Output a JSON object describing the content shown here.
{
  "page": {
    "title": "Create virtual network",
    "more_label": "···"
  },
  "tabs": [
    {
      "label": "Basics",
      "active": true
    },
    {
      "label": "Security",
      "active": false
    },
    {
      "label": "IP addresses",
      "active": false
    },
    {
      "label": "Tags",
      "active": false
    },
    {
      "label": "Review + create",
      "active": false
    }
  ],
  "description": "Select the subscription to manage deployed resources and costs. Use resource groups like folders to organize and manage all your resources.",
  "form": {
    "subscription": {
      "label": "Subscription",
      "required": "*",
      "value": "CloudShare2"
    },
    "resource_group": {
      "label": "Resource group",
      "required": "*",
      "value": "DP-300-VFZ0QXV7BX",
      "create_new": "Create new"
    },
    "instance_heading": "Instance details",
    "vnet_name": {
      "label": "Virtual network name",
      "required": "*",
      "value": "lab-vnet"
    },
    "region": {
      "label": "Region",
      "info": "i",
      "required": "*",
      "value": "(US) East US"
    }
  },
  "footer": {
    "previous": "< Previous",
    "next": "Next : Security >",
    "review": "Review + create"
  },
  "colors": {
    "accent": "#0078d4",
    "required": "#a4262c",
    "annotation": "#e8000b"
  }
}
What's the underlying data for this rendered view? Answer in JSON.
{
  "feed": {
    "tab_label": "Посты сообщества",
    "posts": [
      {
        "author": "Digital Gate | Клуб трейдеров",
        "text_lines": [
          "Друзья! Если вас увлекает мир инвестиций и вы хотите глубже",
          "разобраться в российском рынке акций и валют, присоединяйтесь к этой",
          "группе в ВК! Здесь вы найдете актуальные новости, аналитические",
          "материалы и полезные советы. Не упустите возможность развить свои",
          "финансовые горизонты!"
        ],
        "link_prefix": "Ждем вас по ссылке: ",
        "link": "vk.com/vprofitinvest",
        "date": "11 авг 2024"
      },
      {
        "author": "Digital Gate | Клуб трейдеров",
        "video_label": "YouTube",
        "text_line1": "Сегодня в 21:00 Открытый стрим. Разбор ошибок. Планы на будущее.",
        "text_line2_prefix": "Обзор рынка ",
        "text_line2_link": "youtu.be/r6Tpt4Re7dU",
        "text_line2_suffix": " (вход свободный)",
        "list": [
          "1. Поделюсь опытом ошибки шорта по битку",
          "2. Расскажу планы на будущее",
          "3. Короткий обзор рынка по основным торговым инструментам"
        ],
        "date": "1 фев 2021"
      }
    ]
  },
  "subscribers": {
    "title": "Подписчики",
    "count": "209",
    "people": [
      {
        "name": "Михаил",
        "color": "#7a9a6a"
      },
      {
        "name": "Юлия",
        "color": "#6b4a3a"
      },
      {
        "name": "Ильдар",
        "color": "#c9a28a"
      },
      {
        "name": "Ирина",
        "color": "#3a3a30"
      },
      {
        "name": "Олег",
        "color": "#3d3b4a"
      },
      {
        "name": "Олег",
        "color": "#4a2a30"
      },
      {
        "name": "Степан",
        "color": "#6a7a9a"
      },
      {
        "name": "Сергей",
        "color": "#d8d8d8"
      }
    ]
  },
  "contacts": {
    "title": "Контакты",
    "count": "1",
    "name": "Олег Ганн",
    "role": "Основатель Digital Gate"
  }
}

## GIVEN TASK:
From the listing, copy each line containing the word "JSON".

## COMPLETE OUTPUT:
Output a JSON object describing the content shown here.
What's the underlying data for this rendered view? Answer in JSON.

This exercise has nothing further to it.